### Provided material

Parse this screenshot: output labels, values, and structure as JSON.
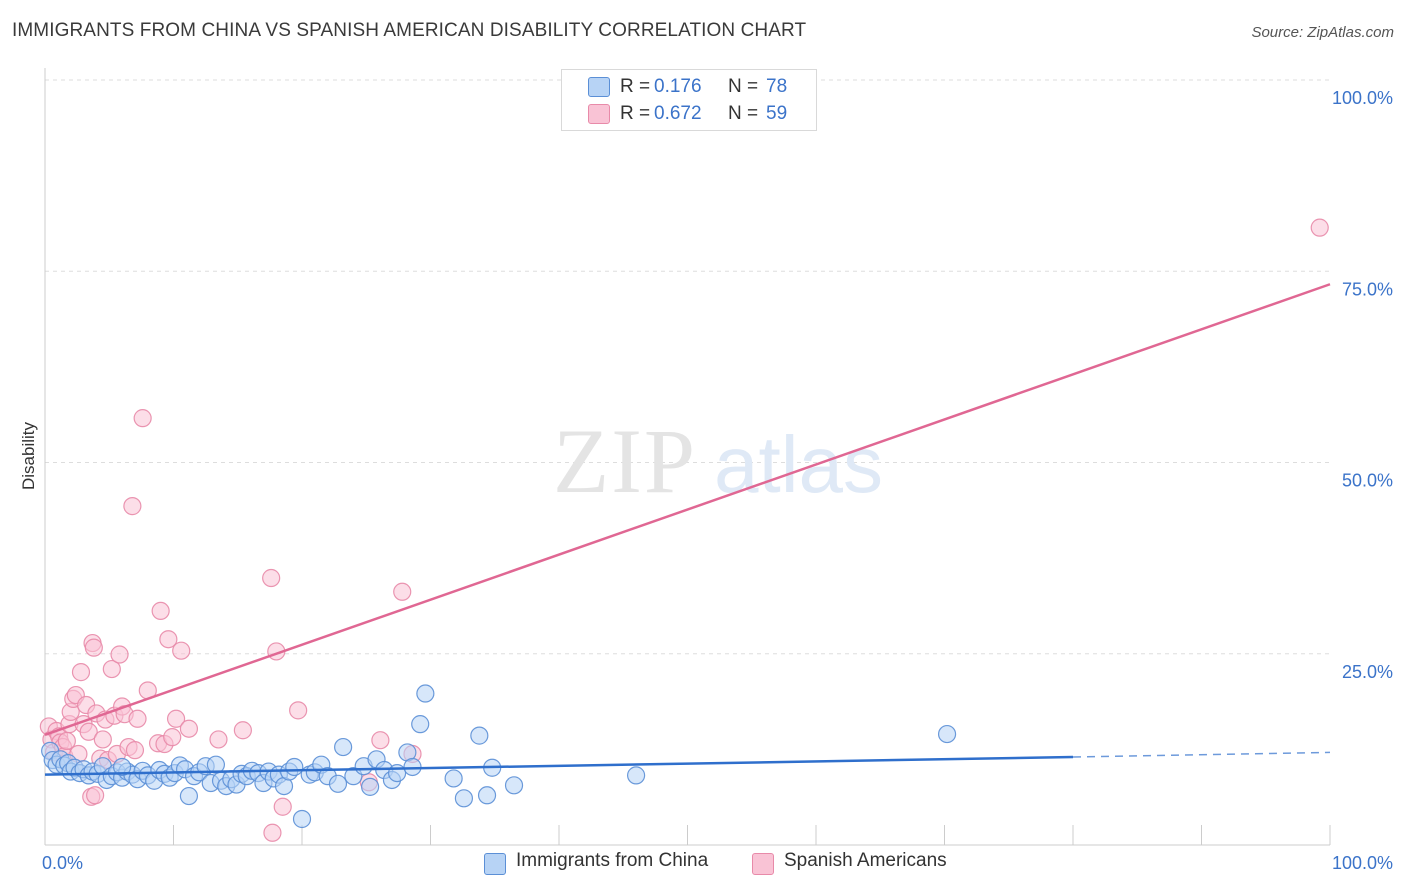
{
  "title": "IMMIGRANTS FROM CHINA VS SPANISH AMERICAN DISABILITY CORRELATION CHART",
  "source": "Source: ZipAtlas.com",
  "watermark": {
    "zip": "ZIP",
    "atlas": "atlas"
  },
  "colors": {
    "blue_fill": "#b7d3f5",
    "blue_stroke": "#5b8fd6",
    "blue_line": "#2f6fcc",
    "pink_fill": "#f9c3d5",
    "pink_stroke": "#e88aa9",
    "pink_line": "#e06793",
    "tick_label": "#3b73c9",
    "grid": "#dddddd"
  },
  "legend": {
    "rows": [
      {
        "r_label": "R =",
        "r_value": "0.176",
        "n_label": "N =",
        "n_value": "78"
      },
      {
        "r_label": "R =",
        "r_value": "0.672",
        "n_label": "N =",
        "n_value": "59"
      }
    ]
  },
  "chart_data": {
    "type": "scatter",
    "title": "IMMIGRANTS FROM CHINA VS SPANISH AMERICAN DISABILITY CORRELATION CHART",
    "xlabel": "",
    "ylabel": "Disability",
    "xlim": [
      0,
      100
    ],
    "ylim": [
      0,
      100
    ],
    "x_tick_labels": [
      "0.0%",
      "100.0%"
    ],
    "y_ticks": [
      25,
      50,
      75,
      100
    ],
    "y_tick_labels": [
      "25.0%",
      "50.0%",
      "75.0%",
      "100.0%"
    ],
    "grid": true,
    "legend_position": "top-center",
    "series": [
      {
        "name": "Immigrants from China",
        "R": 0.176,
        "N": 78,
        "trend": {
          "x0": 0,
          "y0": 9.2,
          "x1": 80,
          "y1": 11.5,
          "dashed_to_x": 100,
          "dashed_to_y": 12.1
        },
        "points": [
          [
            0.4,
            12.3
          ],
          [
            0.6,
            11.1
          ],
          [
            0.9,
            10.5
          ],
          [
            1.2,
            11.2
          ],
          [
            1.5,
            10.4
          ],
          [
            1.8,
            10.7
          ],
          [
            2.0,
            9.6
          ],
          [
            2.3,
            10.1
          ],
          [
            2.7,
            9.4
          ],
          [
            3.0,
            9.9
          ],
          [
            3.4,
            9.1
          ],
          [
            3.7,
            9.6
          ],
          [
            4.1,
            9.3
          ],
          [
            4.5,
            10.3
          ],
          [
            4.8,
            8.5
          ],
          [
            5.2,
            9.0
          ],
          [
            5.6,
            9.5
          ],
          [
            6.0,
            8.8
          ],
          [
            6.4,
            9.6
          ],
          [
            6.8,
            9.2
          ],
          [
            7.2,
            8.6
          ],
          [
            7.6,
            9.7
          ],
          [
            8.0,
            9.1
          ],
          [
            8.5,
            8.4
          ],
          [
            8.9,
            9.8
          ],
          [
            9.3,
            9.3
          ],
          [
            9.7,
            8.8
          ],
          [
            10.1,
            9.4
          ],
          [
            10.5,
            10.4
          ],
          [
            10.9,
            9.9
          ],
          [
            11.2,
            6.4
          ],
          [
            11.6,
            9.0
          ],
          [
            12.0,
            9.5
          ],
          [
            12.5,
            10.3
          ],
          [
            12.9,
            8.1
          ],
          [
            13.3,
            10.5
          ],
          [
            13.7,
            8.4
          ],
          [
            14.1,
            7.7
          ],
          [
            14.5,
            8.6
          ],
          [
            14.9,
            7.9
          ],
          [
            15.3,
            9.3
          ],
          [
            15.7,
            9.0
          ],
          [
            16.1,
            9.7
          ],
          [
            16.6,
            9.4
          ],
          [
            17.0,
            8.1
          ],
          [
            17.4,
            9.6
          ],
          [
            17.8,
            8.7
          ],
          [
            18.2,
            9.2
          ],
          [
            18.6,
            7.7
          ],
          [
            19.0,
            9.6
          ],
          [
            19.4,
            10.2
          ],
          [
            20.0,
            3.4
          ],
          [
            20.6,
            9.2
          ],
          [
            21.0,
            9.5
          ],
          [
            21.5,
            10.5
          ],
          [
            22.0,
            9.0
          ],
          [
            22.8,
            8.0
          ],
          [
            23.2,
            12.8
          ],
          [
            24.0,
            9.0
          ],
          [
            24.8,
            10.3
          ],
          [
            25.3,
            7.6
          ],
          [
            25.8,
            11.2
          ],
          [
            26.4,
            9.8
          ],
          [
            27.0,
            8.5
          ],
          [
            27.4,
            9.4
          ],
          [
            28.2,
            12.1
          ],
          [
            28.6,
            10.2
          ],
          [
            29.2,
            15.8
          ],
          [
            29.6,
            19.8
          ],
          [
            31.8,
            8.7
          ],
          [
            32.6,
            6.1
          ],
          [
            33.8,
            14.3
          ],
          [
            34.4,
            6.5
          ],
          [
            34.8,
            10.1
          ],
          [
            36.5,
            7.8
          ],
          [
            46.0,
            9.1
          ],
          [
            70.2,
            14.5
          ],
          [
            6.0,
            10.2
          ]
        ]
      },
      {
        "name": "Spanish Americans",
        "R": 0.672,
        "N": 59,
        "trend": {
          "x0": 0,
          "y0": 14.4,
          "x1": 100,
          "y1": 73.3
        },
        "points": [
          [
            0.3,
            15.5
          ],
          [
            0.5,
            13.8
          ],
          [
            0.7,
            12.1
          ],
          [
            0.9,
            14.9
          ],
          [
            1.1,
            14.2
          ],
          [
            1.2,
            13.4
          ],
          [
            1.4,
            12.8
          ],
          [
            1.5,
            11.6
          ],
          [
            1.7,
            13.6
          ],
          [
            1.9,
            15.8
          ],
          [
            2.0,
            17.4
          ],
          [
            2.2,
            19.1
          ],
          [
            2.4,
            19.6
          ],
          [
            2.6,
            11.9
          ],
          [
            2.8,
            22.6
          ],
          [
            3.0,
            15.8
          ],
          [
            3.2,
            18.3
          ],
          [
            3.4,
            14.8
          ],
          [
            3.6,
            6.3
          ],
          [
            3.7,
            26.4
          ],
          [
            3.8,
            25.8
          ],
          [
            3.9,
            6.5
          ],
          [
            4.0,
            17.2
          ],
          [
            4.3,
            11.3
          ],
          [
            4.5,
            13.8
          ],
          [
            4.7,
            16.4
          ],
          [
            4.9,
            11.1
          ],
          [
            5.2,
            23.0
          ],
          [
            5.4,
            16.9
          ],
          [
            5.6,
            11.9
          ],
          [
            5.8,
            24.9
          ],
          [
            6.0,
            18.1
          ],
          [
            6.2,
            17.1
          ],
          [
            6.5,
            12.8
          ],
          [
            6.8,
            44.3
          ],
          [
            7.2,
            16.5
          ],
          [
            7.0,
            12.4
          ],
          [
            7.6,
            55.8
          ],
          [
            8.0,
            20.2
          ],
          [
            8.8,
            13.3
          ],
          [
            9.0,
            30.6
          ],
          [
            9.3,
            13.2
          ],
          [
            9.6,
            26.9
          ],
          [
            9.9,
            14.1
          ],
          [
            10.2,
            16.5
          ],
          [
            10.6,
            25.4
          ],
          [
            11.2,
            15.2
          ],
          [
            13.5,
            13.8
          ],
          [
            15.4,
            15.0
          ],
          [
            17.6,
            34.9
          ],
          [
            17.7,
            1.6
          ],
          [
            18.0,
            25.3
          ],
          [
            18.5,
            5.0
          ],
          [
            19.7,
            17.6
          ],
          [
            25.2,
            8.2
          ],
          [
            26.1,
            13.7
          ],
          [
            27.8,
            33.1
          ],
          [
            28.6,
            11.9
          ],
          [
            99.2,
            80.7
          ]
        ]
      }
    ]
  }
}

### Direction
Your task is to reproduce all of the material exactly. The pictures stay out.

### Exercise result
Parse this screenshot: output labels, values, and structure as JSON.
{
  "title": "IMMIGRANTS FROM CHINA VS SPANISH AMERICAN DISABILITY CORRELATION CHART",
  "source": "Source: ZipAtlas.com",
  "watermark": {
    "zip": "ZIP",
    "atlas": "atlas"
  },
  "colors": {
    "blue_fill": "#b7d3f5",
    "blue_stroke": "#5b8fd6",
    "blue_line": "#2f6fcc",
    "pink_fill": "#f9c3d5",
    "pink_stroke": "#e88aa9",
    "pink_line": "#e06793",
    "tick_label": "#3b73c9",
    "grid": "#dddddd"
  },
  "legend": {
    "rows": [
      {
        "r_label": "R =",
        "r_value": "0.176",
        "n_label": "N =",
        "n_value": "78"
      },
      {
        "r_label": "R =",
        "r_value": "0.672",
        "n_label": "N =",
        "n_value": "59"
      }
    ]
  },
  "chart_data": {
    "type": "scatter",
    "title": "IMMIGRANTS FROM CHINA VS SPANISH AMERICAN DISABILITY CORRELATION CHART",
    "xlabel": "",
    "ylabel": "Disability",
    "xlim": [
      0,
      100
    ],
    "ylim": [
      0,
      100
    ],
    "x_tick_labels": [
      "0.0%",
      "100.0%"
    ],
    "y_ticks": [
      25,
      50,
      75,
      100
    ],
    "y_tick_labels": [
      "25.0%",
      "50.0%",
      "75.0%",
      "100.0%"
    ],
    "grid": true,
    "legend_position": "top-center",
    "series": [
      {
        "name": "Immigrants from China",
        "R": 0.176,
        "N": 78,
        "trend": {
          "x0": 0,
          "y0": 9.2,
          "x1": 80,
          "y1": 11.5,
          "dashed_to_x": 100,
          "dashed_to_y": 12.1
        },
        "points": [
          [
            0.4,
            12.3
          ],
          [
            0.6,
            11.1
          ],
          [
            0.9,
            10.5
          ],
          [
            1.2,
            11.2
          ],
          [
            1.5,
            10.4
          ],
          [
            1.8,
            10.7
          ],
          [
            2.0,
            9.6
          ],
          [
            2.3,
            10.1
          ],
          [
            2.7,
            9.4
          ],
          [
            3.0,
            9.9
          ],
          [
            3.4,
            9.1
          ],
          [
            3.7,
            9.6
          ],
          [
            4.1,
            9.3
          ],
          [
            4.5,
            10.3
          ],
          [
            4.8,
            8.5
          ],
          [
            5.2,
            9.0
          ],
          [
            5.6,
            9.5
          ],
          [
            6.0,
            8.8
          ],
          [
            6.4,
            9.6
          ],
          [
            6.8,
            9.2
          ],
          [
            7.2,
            8.6
          ],
          [
            7.6,
            9.7
          ],
          [
            8.0,
            9.1
          ],
          [
            8.5,
            8.4
          ],
          [
            8.9,
            9.8
          ],
          [
            9.3,
            9.3
          ],
          [
            9.7,
            8.8
          ],
          [
            10.1,
            9.4
          ],
          [
            10.5,
            10.4
          ],
          [
            10.9,
            9.9
          ],
          [
            11.2,
            6.4
          ],
          [
            11.6,
            9.0
          ],
          [
            12.0,
            9.5
          ],
          [
            12.5,
            10.3
          ],
          [
            12.9,
            8.1
          ],
          [
            13.3,
            10.5
          ],
          [
            13.7,
            8.4
          ],
          [
            14.1,
            7.7
          ],
          [
            14.5,
            8.6
          ],
          [
            14.9,
            7.9
          ],
          [
            15.3,
            9.3
          ],
          [
            15.7,
            9.0
          ],
          [
            16.1,
            9.7
          ],
          [
            16.6,
            9.4
          ],
          [
            17.0,
            8.1
          ],
          [
            17.4,
            9.6
          ],
          [
            17.8,
            8.7
          ],
          [
            18.2,
            9.2
          ],
          [
            18.6,
            7.7
          ],
          [
            19.0,
            9.6
          ],
          [
            19.4,
            10.2
          ],
          [
            20.0,
            3.4
          ],
          [
            20.6,
            9.2
          ],
          [
            21.0,
            9.5
          ],
          [
            21.5,
            10.5
          ],
          [
            22.0,
            9.0
          ],
          [
            22.8,
            8.0
          ],
          [
            23.2,
            12.8
          ],
          [
            24.0,
            9.0
          ],
          [
            24.8,
            10.3
          ],
          [
            25.3,
            7.6
          ],
          [
            25.8,
            11.2
          ],
          [
            26.4,
            9.8
          ],
          [
            27.0,
            8.5
          ],
          [
            27.4,
            9.4
          ],
          [
            28.2,
            12.1
          ],
          [
            28.6,
            10.2
          ],
          [
            29.2,
            15.8
          ],
          [
            29.6,
            19.8
          ],
          [
            31.8,
            8.7
          ],
          [
            32.6,
            6.1
          ],
          [
            33.8,
            14.3
          ],
          [
            34.4,
            6.5
          ],
          [
            34.8,
            10.1
          ],
          [
            36.5,
            7.8
          ],
          [
            46.0,
            9.1
          ],
          [
            70.2,
            14.5
          ],
          [
            6.0,
            10.2
          ]
        ]
      },
      {
        "name": "Spanish Americans",
        "R": 0.672,
        "N": 59,
        "trend": {
          "x0": 0,
          "y0": 14.4,
          "x1": 100,
          "y1": 73.3
        },
        "points": [
          [
            0.3,
            15.5
          ],
          [
            0.5,
            13.8
          ],
          [
            0.7,
            12.1
          ],
          [
            0.9,
            14.9
          ],
          [
            1.1,
            14.2
          ],
          [
            1.2,
            13.4
          ],
          [
            1.4,
            12.8
          ],
          [
            1.5,
            11.6
          ],
          [
            1.7,
            13.6
          ],
          [
            1.9,
            15.8
          ],
          [
            2.0,
            17.4
          ],
          [
            2.2,
            19.1
          ],
          [
            2.4,
            19.6
          ],
          [
            2.6,
            11.9
          ],
          [
            2.8,
            22.6
          ],
          [
            3.0,
            15.8
          ],
          [
            3.2,
            18.3
          ],
          [
            3.4,
            14.8
          ],
          [
            3.6,
            6.3
          ],
          [
            3.7,
            26.4
          ],
          [
            3.8,
            25.8
          ],
          [
            3.9,
            6.5
          ],
          [
            4.0,
            17.2
          ],
          [
            4.3,
            11.3
          ],
          [
            4.5,
            13.8
          ],
          [
            4.7,
            16.4
          ],
          [
            4.9,
            11.1
          ],
          [
            5.2,
            23.0
          ],
          [
            5.4,
            16.9
          ],
          [
            5.6,
            11.9
          ],
          [
            5.8,
            24.9
          ],
          [
            6.0,
            18.1
          ],
          [
            6.2,
            17.1
          ],
          [
            6.5,
            12.8
          ],
          [
            6.8,
            44.3
          ],
          [
            7.2,
            16.5
          ],
          [
            7.0,
            12.4
          ],
          [
            7.6,
            55.8
          ],
          [
            8.0,
            20.2
          ],
          [
            8.8,
            13.3
          ],
          [
            9.0,
            30.6
          ],
          [
            9.3,
            13.2
          ],
          [
            9.6,
            26.9
          ],
          [
            9.9,
            14.1
          ],
          [
            10.2,
            16.5
          ],
          [
            10.6,
            25.4
          ],
          [
            11.2,
            15.2
          ],
          [
            13.5,
            13.8
          ],
          [
            15.4,
            15.0
          ],
          [
            17.6,
            34.9
          ],
          [
            17.7,
            1.6
          ],
          [
            18.0,
            25.3
          ],
          [
            18.5,
            5.0
          ],
          [
            19.7,
            17.6
          ],
          [
            25.2,
            8.2
          ],
          [
            26.1,
            13.7
          ],
          [
            27.8,
            33.1
          ],
          [
            28.6,
            11.9
          ],
          [
            99.2,
            80.7
          ]
        ]
      }
    ]
  }
}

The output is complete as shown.